Help with the integral $\int_{0}^{\infty}\frac{x^{s}}{\Gamma(s)}s^{z-1}ds$ Consider the integral : 
$$\int_{0}^{\infty}\frac{x^{s}}{\Gamma(s)}s^{z-1}ds$$
Where $x\in \mathbb{R}^{+}$  , $z\in \mathbb{C}$
Using the Hankel contour representation of the reciprocal gamma function, we have:
$$\int_{0}^{\infty}\frac{x^{s}}{\Gamma(s)}s^{z-1}ds=\frac{i}{2\pi}\oint \int_{0}^{\infty} \left(-\frac{x}{t}\right)^{s}s^{z-1}e^{-t}dsdt$$
$$=\Gamma(z)\frac{i}{2\pi}\oint \left(-\log\left(-\frac{x}{t}\right)\right)^{-z}e^{-t}dt$$
But i have no idea on how to do this integral. any help is highly appreciated
 A: It looks like Ramanujan's master theorem (see [1] pg. 298-300). Instead of Ramanujan's formula we use Hardy's theorem which is also in [1] pg. 299-300. 
THEOREM 1. (Ramanujan-Hardy)

(Data entries)
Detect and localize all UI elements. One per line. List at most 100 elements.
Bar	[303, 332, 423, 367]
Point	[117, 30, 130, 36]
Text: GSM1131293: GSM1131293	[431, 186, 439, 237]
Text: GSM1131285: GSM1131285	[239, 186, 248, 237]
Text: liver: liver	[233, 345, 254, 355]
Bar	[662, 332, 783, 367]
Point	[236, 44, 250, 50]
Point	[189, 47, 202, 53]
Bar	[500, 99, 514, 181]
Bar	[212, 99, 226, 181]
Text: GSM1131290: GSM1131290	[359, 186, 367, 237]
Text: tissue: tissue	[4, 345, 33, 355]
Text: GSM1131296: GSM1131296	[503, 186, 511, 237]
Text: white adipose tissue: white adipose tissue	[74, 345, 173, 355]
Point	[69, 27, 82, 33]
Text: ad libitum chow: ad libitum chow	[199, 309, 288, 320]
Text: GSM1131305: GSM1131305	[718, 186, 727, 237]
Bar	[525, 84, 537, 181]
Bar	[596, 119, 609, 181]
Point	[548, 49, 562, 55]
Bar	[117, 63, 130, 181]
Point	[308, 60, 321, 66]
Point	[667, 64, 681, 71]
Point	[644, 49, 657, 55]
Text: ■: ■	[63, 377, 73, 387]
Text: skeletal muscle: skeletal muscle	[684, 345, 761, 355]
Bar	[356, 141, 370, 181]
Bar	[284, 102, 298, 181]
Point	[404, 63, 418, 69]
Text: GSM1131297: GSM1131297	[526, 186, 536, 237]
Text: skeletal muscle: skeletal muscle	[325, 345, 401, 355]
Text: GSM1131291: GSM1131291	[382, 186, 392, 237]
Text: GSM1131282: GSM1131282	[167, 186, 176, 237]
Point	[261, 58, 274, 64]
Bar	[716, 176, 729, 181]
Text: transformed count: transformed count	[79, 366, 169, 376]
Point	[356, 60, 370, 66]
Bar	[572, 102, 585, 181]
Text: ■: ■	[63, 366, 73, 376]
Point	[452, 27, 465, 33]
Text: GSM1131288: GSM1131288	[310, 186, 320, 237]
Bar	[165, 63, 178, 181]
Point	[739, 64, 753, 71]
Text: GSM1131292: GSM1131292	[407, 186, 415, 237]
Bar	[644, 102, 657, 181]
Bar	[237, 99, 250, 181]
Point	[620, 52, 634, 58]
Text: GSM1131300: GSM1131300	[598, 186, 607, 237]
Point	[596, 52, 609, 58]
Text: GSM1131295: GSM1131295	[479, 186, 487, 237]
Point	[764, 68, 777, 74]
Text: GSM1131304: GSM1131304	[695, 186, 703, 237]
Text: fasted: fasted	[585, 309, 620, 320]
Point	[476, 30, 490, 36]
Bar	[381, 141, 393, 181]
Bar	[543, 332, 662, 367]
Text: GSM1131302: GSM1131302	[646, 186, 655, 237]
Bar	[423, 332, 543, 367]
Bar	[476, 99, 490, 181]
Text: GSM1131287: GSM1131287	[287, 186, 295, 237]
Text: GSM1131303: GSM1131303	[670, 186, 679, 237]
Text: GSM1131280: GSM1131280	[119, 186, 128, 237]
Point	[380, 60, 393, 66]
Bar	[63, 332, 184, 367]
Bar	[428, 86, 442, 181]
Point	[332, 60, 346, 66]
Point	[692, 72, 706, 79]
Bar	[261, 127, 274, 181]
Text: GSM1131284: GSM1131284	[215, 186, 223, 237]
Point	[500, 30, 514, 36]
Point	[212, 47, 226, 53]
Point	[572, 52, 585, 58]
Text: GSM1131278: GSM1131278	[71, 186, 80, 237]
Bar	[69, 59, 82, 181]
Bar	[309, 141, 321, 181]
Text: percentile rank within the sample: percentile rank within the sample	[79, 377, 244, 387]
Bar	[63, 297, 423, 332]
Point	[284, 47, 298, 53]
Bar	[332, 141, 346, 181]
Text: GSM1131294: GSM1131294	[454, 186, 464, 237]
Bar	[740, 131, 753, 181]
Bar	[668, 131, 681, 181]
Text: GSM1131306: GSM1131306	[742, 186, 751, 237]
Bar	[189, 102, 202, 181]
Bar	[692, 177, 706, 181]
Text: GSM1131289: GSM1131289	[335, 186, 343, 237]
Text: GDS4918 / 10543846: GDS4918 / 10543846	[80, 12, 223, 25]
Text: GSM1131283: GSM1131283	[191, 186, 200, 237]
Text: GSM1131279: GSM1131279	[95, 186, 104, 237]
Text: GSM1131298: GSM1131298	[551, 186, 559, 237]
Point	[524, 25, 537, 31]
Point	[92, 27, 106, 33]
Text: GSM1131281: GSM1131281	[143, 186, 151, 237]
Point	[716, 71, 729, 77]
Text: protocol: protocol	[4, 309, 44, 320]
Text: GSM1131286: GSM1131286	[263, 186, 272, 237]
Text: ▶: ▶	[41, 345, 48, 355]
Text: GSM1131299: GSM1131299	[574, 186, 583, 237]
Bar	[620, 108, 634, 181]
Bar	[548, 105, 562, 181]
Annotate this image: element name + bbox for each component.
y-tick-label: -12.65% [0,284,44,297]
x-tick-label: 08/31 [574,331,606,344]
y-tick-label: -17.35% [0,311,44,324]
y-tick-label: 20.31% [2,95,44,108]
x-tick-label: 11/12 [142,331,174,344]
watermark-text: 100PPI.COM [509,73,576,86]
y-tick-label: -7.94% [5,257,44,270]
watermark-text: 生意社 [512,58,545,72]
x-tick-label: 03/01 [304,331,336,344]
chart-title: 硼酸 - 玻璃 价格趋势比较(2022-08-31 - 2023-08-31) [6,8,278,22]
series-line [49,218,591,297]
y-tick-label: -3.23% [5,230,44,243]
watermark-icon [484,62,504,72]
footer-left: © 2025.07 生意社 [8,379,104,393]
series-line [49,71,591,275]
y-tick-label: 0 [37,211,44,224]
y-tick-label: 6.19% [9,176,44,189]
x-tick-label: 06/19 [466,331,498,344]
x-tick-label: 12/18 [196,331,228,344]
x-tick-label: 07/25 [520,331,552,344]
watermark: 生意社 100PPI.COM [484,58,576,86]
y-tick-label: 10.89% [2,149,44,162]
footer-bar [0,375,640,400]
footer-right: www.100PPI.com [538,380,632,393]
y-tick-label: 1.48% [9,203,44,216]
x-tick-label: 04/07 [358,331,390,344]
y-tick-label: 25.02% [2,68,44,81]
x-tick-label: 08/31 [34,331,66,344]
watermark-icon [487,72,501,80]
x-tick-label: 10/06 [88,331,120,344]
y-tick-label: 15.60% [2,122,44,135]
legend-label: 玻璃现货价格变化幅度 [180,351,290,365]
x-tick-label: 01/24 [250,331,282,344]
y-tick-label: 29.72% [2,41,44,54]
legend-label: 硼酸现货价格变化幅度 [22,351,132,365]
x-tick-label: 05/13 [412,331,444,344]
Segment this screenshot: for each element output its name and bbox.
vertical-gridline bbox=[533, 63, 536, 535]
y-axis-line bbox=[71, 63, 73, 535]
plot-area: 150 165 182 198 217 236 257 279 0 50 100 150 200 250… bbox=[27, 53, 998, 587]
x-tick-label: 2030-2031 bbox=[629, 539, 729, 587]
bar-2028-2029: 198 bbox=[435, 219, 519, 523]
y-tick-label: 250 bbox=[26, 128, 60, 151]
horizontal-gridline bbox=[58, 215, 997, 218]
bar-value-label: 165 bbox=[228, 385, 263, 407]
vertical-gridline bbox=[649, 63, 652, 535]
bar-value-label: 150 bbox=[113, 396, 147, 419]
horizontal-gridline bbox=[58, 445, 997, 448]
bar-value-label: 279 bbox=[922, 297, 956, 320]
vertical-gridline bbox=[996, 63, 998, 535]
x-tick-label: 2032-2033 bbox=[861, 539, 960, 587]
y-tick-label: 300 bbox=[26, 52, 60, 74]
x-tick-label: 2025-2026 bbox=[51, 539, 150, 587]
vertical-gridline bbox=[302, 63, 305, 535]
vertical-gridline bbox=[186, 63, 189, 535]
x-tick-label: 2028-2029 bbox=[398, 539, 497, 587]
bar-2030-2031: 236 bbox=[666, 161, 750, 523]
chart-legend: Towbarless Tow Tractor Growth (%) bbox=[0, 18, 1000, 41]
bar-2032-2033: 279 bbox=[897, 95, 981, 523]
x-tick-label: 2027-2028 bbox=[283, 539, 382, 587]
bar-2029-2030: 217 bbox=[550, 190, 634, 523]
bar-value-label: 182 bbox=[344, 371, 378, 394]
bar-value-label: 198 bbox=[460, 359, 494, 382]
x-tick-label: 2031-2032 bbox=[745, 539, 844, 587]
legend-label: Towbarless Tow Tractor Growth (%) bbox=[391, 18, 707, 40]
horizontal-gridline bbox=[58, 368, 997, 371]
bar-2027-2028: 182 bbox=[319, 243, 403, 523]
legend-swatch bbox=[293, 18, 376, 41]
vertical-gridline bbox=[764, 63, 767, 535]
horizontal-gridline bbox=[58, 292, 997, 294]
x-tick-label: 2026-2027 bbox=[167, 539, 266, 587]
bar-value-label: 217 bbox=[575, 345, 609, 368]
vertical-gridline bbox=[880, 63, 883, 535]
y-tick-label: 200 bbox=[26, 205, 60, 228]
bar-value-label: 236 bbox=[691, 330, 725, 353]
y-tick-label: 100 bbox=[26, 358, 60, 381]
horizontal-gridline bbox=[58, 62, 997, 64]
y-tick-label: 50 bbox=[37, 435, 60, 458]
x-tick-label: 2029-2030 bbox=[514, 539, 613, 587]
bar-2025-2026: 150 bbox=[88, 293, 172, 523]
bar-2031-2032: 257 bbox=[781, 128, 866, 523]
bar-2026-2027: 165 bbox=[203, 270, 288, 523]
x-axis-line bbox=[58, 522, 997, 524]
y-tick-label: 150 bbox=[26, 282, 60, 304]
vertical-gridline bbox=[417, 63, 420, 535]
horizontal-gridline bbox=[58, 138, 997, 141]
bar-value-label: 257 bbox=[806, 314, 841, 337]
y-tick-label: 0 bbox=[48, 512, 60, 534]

▸ **SET EXERCISE 1**
List every mathematician named in the thread on the integral.
▸ **SET EXERCISE 2**
Answer these questions using the thread on the integral:
(a) To which sets do x and z belong?
(b) On which pages of reference [1] does Hardy's theorem appear?
(c) Which representation is used to rewrite the integral in the first step?
▸ **SET EXERCISE 3**
Write the next part of the thread on the integral, picking up after its final line.

▸ **RESPONSE 1**
Hankel, Ramanujan, Hardy

▸ **RESPONSE 2**
(a) x belongs to the positive real numbers, and z belongs to the complex numbers.
(b) Pages 299-300.
(c) The Hankel contour representation of the reciprocal gamma function.

▸ **RESPONSE 3**
Let $s=\sigma+it$, $\sigma,t$ both real. Let $H(\delta)=\{s:\sigma\geq-\delta\}$, $0<\delta<1$. If $\psi(s)$ is analytic on $H(\delta)$ and exist constants $C,P,A$, with $A<\pi$ such that
$$
|\psi(s)|\leq Ce^{P\sigma+A|t|}\textrm{, }\forall s\in H(\delta), 
$$
for $x>0$ and $0<c<\delta$, we define
$$
\Psi(x)=\frac{1}{2\pi i}\int^{c+i\infty}_{c-i\infty}\frac{\pi}{\sin(\pi s)}\psi(-s)x^{-s}ds.
$$ 
If $0<x<e^{-P}$, then
$$
\Psi(x)=\sum^{\infty}_{k=0}\psi(k)(-x)^k.
$$
For $0<\sigma<\delta$, we have
$$
\int^{\infty}_{0}\Psi(x)x^{s-1}dx=\frac{\pi}{\sin(\pi s)}\psi(-s).
$$
Here (in your case) if we set 
$$
\psi(x)=\frac{\phi(x)}{\Gamma(x+1)},
$$ 
and
$$
\Psi(x)=\frac{a^x}{\Gamma(x)}=\sum^{\infty}_{k=0}\psi(k)(-x)^k=\sum^{\infty}_{k=0}\frac{\phi(k)}{k!}(-x)^k,
$$
then
$$
\int^{\infty}_{0}\frac{a^x}{\Gamma(x)}x^{s-1}dx=\frac{\pi}{\sin(\pi s)}\psi(-s)=\frac{\pi}{\sin(\pi s)}\frac{\phi(-s)}{\Gamma(1-s)}
$$
Using now the formula
$$
\frac{\pi}{\sin(\pi s)\Gamma(1-s)}=\Gamma(s),
$$
we arrive to
$$
I(s):=\int^{\infty}_{0}\frac{a^x}{\Gamma(x)}x^{s-1}dx=\Gamma(s)\phi(-s).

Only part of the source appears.